- [TASK INPUTS]
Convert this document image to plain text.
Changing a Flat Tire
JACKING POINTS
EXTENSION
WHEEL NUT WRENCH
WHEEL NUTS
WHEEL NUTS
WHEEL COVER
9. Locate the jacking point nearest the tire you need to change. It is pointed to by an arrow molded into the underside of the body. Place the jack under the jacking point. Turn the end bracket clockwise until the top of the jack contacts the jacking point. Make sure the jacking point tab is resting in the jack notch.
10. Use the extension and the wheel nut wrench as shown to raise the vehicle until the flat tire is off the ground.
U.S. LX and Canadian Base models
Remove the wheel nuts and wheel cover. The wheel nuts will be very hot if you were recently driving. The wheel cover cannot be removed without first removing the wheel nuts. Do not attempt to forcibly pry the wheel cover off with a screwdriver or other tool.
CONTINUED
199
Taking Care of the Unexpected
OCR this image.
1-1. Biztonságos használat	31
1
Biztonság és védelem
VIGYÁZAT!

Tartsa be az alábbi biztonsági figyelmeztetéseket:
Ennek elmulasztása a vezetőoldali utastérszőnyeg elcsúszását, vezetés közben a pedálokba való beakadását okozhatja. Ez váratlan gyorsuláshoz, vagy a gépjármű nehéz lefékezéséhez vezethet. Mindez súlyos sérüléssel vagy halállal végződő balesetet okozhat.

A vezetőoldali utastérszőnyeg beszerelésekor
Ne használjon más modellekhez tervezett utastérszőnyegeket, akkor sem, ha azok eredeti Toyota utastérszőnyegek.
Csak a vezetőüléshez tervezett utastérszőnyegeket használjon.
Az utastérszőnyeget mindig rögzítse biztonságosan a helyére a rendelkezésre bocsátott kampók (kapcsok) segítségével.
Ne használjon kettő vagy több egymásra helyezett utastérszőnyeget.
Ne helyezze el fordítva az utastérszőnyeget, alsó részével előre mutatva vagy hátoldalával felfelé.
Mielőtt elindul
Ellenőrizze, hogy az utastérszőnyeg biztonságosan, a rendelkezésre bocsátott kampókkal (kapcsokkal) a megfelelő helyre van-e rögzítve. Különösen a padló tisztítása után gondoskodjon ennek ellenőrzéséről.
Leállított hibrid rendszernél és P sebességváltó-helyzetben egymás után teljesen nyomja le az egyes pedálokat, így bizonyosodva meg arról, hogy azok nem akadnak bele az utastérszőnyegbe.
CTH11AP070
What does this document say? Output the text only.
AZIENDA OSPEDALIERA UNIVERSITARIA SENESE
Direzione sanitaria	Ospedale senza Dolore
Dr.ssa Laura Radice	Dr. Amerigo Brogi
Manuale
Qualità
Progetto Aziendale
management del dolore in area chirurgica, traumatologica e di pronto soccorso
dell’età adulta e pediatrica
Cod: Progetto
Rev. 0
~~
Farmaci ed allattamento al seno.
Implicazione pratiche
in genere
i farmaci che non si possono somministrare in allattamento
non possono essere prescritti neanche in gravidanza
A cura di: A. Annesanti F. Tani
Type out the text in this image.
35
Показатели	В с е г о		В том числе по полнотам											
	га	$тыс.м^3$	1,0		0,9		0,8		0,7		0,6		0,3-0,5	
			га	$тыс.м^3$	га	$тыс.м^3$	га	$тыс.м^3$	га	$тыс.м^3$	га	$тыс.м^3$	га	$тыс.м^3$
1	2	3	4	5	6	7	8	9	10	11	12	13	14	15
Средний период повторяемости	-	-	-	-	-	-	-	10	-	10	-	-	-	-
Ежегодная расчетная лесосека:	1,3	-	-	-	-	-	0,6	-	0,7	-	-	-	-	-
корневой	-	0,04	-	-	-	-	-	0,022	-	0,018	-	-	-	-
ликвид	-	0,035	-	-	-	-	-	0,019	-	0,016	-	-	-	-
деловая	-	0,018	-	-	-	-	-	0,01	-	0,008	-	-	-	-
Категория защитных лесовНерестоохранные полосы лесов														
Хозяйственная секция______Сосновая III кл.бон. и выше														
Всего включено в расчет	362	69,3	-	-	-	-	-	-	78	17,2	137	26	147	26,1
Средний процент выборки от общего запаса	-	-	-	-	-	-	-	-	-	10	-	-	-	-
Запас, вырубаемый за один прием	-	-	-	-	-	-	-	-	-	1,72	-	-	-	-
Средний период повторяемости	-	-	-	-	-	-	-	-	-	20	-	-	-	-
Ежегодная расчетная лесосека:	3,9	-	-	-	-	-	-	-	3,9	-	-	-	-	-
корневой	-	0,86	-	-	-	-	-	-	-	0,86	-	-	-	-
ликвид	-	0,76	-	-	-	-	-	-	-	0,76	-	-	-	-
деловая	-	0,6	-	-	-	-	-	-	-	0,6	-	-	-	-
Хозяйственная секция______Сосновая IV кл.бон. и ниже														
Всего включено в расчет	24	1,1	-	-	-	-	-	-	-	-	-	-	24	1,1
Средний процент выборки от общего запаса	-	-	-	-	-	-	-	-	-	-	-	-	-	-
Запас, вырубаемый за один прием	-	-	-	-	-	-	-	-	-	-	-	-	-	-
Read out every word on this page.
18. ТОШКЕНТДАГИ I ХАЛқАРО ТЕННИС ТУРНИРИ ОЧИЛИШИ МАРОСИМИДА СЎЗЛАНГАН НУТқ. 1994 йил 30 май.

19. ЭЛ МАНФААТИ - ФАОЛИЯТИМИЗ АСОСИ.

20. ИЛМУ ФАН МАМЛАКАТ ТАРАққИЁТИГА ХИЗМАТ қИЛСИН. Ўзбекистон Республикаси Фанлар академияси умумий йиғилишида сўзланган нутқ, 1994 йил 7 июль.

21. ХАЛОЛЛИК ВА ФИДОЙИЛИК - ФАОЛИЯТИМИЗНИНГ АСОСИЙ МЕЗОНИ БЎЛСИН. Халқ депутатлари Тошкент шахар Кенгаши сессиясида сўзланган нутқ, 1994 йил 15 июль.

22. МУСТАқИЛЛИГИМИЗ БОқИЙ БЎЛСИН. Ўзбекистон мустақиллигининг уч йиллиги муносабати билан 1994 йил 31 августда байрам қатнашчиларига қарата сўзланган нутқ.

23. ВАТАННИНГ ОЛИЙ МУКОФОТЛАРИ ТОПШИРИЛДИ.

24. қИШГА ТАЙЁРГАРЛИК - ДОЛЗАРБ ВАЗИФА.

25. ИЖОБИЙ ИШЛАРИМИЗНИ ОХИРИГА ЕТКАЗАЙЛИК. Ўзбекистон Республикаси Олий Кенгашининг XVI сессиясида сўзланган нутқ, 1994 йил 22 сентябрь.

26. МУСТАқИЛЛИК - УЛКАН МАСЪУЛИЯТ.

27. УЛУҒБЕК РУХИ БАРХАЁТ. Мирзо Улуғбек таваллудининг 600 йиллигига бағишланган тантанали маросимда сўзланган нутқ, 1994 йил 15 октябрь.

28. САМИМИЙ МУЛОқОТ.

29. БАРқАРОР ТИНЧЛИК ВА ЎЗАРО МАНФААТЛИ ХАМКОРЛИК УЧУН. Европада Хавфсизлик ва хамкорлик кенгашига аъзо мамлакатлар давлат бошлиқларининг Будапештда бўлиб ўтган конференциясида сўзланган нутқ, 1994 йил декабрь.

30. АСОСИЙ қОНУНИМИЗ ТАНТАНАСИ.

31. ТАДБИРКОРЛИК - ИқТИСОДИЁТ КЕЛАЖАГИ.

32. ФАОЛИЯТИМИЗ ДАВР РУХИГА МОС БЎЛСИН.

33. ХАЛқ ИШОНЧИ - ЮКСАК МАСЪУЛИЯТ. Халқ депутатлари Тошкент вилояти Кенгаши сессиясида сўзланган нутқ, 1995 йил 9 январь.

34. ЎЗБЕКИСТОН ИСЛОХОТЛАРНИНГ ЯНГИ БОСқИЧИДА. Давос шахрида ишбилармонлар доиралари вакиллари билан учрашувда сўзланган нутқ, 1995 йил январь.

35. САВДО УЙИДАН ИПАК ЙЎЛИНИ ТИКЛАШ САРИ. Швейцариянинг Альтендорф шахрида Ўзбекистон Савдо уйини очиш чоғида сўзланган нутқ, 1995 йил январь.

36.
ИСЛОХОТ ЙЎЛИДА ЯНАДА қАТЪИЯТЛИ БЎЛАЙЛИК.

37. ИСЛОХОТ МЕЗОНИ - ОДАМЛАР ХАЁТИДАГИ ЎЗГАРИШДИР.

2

- [YOUR OBJECTIVE] Copy each line that contains the word "один".

- [ANSWER TO THE EXERCISE]
Запас, вырубаемый за один прием	-	-	-	-	-	-	-	-	-	1,72	-	-	-	-
Запас, вырубаемый за один прием	-	-	-	-	-	-	-	-	-	-	-	-	-	-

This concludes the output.